(Collected data entries)

****

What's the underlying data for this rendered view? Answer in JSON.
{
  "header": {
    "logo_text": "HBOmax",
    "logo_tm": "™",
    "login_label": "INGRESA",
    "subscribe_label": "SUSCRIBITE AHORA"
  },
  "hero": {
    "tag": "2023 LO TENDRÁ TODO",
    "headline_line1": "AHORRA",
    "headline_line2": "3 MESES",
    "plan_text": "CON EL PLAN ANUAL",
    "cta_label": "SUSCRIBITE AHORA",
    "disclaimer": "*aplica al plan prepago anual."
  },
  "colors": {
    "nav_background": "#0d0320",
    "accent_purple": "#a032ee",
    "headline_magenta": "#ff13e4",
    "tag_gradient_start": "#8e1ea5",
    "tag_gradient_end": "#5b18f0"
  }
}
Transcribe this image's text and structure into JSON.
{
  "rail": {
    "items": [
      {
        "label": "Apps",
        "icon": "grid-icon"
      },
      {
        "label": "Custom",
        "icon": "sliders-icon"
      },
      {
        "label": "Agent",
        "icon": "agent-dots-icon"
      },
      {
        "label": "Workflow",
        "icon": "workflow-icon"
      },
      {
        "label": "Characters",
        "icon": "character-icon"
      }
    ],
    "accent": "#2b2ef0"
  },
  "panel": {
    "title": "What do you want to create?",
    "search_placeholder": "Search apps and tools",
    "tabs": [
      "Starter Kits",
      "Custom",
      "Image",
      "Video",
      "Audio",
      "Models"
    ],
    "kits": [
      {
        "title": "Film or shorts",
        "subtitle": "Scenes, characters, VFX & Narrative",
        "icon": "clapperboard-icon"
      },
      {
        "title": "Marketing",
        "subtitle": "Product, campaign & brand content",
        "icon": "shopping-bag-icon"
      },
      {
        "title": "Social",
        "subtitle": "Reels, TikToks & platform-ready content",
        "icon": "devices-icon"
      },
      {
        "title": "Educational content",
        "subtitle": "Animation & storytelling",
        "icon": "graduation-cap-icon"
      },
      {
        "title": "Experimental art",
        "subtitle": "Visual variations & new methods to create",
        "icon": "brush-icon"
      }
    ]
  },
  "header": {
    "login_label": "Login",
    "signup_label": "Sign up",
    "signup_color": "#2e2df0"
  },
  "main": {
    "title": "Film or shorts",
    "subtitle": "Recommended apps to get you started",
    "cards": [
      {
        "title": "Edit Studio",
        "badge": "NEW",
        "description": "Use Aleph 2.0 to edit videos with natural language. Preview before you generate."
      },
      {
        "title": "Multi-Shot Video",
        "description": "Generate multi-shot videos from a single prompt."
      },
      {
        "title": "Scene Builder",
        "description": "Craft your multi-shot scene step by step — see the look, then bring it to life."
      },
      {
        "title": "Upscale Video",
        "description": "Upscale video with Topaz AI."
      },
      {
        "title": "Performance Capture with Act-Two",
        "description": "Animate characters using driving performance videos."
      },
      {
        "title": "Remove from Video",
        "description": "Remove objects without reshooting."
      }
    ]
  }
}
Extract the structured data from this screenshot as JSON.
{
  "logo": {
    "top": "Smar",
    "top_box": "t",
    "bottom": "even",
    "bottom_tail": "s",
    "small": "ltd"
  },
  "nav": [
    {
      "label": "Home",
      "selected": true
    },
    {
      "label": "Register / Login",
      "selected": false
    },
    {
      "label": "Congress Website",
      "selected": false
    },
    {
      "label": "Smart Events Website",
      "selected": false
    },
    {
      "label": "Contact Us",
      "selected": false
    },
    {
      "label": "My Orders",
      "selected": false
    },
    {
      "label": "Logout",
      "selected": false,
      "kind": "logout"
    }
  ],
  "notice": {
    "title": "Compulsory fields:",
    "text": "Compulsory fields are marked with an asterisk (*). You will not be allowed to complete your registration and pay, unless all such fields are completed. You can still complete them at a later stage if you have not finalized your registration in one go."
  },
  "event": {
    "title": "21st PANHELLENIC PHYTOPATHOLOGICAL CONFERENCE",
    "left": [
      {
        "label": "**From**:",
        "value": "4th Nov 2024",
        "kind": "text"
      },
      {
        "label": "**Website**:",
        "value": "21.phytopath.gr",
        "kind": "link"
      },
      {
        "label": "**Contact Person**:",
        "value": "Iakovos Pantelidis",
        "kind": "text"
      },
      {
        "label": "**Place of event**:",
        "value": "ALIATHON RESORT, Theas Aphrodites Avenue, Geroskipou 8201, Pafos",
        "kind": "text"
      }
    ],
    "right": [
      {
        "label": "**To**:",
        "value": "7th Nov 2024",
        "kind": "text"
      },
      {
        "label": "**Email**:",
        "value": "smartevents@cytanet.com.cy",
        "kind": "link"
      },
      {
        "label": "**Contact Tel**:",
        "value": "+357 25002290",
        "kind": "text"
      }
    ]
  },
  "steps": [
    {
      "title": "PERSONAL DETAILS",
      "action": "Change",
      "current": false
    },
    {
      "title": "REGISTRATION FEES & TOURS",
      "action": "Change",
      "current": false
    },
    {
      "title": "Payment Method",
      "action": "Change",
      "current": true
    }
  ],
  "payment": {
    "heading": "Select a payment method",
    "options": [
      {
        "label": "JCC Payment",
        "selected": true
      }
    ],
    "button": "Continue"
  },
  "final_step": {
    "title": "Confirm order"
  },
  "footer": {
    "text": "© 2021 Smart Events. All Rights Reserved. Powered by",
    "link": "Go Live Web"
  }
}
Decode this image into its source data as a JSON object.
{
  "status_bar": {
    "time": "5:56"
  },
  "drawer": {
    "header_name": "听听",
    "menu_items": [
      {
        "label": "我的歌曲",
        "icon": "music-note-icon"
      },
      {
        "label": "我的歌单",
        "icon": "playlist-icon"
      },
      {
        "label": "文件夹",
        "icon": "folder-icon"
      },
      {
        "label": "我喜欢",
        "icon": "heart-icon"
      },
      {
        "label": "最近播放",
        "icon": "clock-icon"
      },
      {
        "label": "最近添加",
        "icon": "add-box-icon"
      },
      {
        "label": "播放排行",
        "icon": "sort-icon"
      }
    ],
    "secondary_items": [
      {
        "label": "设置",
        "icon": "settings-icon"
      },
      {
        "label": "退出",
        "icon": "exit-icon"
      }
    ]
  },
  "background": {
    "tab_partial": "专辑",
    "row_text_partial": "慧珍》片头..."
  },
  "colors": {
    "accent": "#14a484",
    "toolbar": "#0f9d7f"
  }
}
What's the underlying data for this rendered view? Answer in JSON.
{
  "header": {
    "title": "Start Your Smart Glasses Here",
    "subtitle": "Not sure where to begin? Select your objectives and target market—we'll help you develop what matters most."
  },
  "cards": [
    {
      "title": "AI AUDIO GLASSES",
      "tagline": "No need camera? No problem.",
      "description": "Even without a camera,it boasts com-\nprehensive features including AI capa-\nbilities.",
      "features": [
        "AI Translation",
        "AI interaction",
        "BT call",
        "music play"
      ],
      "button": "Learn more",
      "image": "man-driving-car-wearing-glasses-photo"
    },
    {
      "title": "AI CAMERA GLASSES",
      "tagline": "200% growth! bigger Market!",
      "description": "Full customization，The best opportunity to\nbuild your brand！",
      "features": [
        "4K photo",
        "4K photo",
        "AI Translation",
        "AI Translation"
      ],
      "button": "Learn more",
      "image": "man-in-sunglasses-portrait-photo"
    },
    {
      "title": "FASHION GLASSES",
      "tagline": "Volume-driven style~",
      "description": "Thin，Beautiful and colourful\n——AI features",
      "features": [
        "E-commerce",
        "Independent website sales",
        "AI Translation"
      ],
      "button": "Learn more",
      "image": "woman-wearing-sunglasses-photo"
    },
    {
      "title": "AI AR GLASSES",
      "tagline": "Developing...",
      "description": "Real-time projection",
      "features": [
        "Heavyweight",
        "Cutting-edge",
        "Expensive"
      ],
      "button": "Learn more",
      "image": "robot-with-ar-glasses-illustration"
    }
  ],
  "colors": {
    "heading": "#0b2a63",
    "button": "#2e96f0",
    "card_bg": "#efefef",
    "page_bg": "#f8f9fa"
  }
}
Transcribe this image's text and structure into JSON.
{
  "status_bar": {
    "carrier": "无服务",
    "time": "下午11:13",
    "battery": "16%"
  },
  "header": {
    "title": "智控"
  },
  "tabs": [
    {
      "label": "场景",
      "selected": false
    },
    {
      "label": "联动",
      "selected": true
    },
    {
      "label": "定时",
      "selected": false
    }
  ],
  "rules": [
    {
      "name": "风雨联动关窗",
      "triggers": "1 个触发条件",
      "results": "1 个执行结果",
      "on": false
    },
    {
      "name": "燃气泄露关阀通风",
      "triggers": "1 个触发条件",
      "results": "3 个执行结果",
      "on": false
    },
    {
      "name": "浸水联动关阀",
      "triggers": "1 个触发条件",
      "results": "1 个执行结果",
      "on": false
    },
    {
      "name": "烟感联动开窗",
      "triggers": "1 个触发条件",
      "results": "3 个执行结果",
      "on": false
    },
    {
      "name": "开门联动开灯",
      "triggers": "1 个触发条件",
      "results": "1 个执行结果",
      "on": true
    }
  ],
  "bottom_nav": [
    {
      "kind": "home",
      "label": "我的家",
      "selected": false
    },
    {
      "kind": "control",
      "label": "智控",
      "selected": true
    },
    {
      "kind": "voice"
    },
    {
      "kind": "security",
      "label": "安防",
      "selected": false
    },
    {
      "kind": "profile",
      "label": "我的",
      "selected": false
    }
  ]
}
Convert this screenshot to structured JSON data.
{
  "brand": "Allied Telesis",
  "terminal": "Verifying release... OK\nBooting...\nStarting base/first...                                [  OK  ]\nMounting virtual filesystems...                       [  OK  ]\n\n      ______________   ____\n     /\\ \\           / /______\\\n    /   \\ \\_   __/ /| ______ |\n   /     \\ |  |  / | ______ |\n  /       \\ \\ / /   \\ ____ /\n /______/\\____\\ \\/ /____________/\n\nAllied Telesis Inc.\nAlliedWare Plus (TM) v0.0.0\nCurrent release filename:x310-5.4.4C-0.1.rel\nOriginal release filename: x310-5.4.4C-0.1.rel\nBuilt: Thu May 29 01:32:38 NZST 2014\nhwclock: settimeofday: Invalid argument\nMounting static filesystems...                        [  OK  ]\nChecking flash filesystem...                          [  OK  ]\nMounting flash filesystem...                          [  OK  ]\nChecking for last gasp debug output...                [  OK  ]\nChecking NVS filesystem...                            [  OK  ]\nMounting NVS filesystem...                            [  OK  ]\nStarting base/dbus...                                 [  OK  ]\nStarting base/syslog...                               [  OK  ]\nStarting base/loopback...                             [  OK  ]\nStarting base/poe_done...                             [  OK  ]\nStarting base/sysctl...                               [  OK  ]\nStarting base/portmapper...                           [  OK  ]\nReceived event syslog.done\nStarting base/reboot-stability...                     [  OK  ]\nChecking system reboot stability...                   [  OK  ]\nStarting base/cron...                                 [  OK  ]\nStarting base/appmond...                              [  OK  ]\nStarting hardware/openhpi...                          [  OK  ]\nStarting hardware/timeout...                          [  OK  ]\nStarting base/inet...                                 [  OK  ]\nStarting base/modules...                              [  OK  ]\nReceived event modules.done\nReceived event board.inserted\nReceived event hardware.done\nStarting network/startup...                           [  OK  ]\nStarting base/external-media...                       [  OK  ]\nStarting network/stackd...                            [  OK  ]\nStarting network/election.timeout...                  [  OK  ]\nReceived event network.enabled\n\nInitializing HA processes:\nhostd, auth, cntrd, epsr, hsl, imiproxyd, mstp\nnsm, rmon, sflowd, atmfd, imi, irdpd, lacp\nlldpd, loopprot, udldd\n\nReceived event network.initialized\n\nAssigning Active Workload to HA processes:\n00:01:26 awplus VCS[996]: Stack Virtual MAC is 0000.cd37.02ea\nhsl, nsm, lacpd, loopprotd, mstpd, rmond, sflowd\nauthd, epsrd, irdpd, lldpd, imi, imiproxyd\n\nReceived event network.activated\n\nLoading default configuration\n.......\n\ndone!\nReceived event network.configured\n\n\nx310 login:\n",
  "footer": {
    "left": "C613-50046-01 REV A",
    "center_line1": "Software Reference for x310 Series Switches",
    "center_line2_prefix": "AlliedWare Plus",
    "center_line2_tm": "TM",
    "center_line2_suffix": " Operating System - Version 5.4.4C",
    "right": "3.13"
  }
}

****

DIRECTION:
Pull every line containing "photo" out of the records.

OUTPUT BELOW:
      "image": "man-driving-car-wearing-glasses-photo"
        "4K photo",
        "4K photo",
      "image": "man-in-sunglasses-portrait-photo"
      "image": "woman-wearing-sunglasses-photo"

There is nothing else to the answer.